■ **Instruction**: Rewrite the records below, renaming every "Bedroom" to "Sleeping Room" and leaving all else unchanged.

■ **Task data**:

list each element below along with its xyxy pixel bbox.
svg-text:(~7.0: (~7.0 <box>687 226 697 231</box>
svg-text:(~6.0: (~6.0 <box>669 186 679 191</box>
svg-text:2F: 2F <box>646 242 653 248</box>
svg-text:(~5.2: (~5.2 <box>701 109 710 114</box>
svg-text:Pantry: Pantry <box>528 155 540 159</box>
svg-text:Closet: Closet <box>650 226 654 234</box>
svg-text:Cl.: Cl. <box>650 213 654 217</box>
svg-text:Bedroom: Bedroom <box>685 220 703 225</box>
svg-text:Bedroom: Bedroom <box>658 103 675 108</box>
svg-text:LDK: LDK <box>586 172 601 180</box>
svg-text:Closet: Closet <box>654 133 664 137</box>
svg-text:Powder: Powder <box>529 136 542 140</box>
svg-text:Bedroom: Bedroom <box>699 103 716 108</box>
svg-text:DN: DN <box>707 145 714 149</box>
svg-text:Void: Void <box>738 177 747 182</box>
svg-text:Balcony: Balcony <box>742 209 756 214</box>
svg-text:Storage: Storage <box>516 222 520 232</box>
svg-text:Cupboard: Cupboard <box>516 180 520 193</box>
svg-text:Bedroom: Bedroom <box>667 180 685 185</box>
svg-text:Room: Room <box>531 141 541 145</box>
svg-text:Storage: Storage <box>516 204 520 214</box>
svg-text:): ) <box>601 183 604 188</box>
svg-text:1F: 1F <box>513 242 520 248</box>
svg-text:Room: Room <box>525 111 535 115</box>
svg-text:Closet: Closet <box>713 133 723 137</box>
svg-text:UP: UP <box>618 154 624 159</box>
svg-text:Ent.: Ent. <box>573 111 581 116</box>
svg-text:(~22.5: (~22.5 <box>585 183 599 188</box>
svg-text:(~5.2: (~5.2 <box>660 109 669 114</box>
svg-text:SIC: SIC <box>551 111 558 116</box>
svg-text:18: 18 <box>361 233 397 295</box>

■ **Reply to the task**:
list each element below along with its xyxy pixel bbox.
svg-text:(~7.0: (~7.0 <box>687 226 697 231</box>
svg-text:(~6.0: (~6.0 <box>669 186 679 191</box>
svg-text:2F: 2F <box>646 242 653 248</box>
svg-text:(~5.2: (~5.2 <box>701 109 710 114</box>
svg-text:Pantry: Pantry <box>528 155 540 159</box>
svg-text:Closet: Closet <box>650 226 654 234</box>
svg-text:Cl.: Cl. <box>650 213 654 217</box>
svg-text:Sleeping Room: Sleeping Room <box>685 220 703 225</box>
svg-text:Sleeping Room: Sleeping Room <box>658 103 675 108</box>
svg-text:LDK: LDK <box>586 172 601 180</box>
svg-text:Closet: Closet <box>654 133 664 137</box>
svg-text:Powder: Powder <box>529 136 542 140</box>
svg-text:Sleeping Room: Sleeping Room <box>699 103 716 108</box>
svg-text:DN: DN <box>707 145 714 149</box>
svg-text:Void: Void <box>738 177 747 182</box>
svg-text:Balcony: Balcony <box>742 209 756 214</box>
svg-text:Storage: Storage <box>516 222 520 232</box>
svg-text:Cupboard: Cupboard <box>516 180 520 193</box>
svg-text:Sleeping Room: Sleeping Room <box>667 180 685 185</box>
svg-text:Room: Room <box>531 141 541 145</box>
svg-text:Storage: Storage <box>516 204 520 214</box>
svg-text:): ) <box>601 183 604 188</box>
svg-text:1F: 1F <box>513 242 520 248</box>
svg-text:Room: Room <box>525 111 535 115</box>
svg-text:Closet: Closet <box>713 133 723 137</box>
svg-text:UP: UP <box>618 154 624 159</box>
svg-text:Ent.: Ent. <box>573 111 581 116</box>
svg-text:(~22.5: (~22.5 <box>585 183 599 188</box>
svg-text:(~5.2: (~5.2 <box>660 109 669 114</box>
svg-text:SIC: SIC <box>551 111 558 116</box>
svg-text:18: 18 <box>361 233 397 295</box>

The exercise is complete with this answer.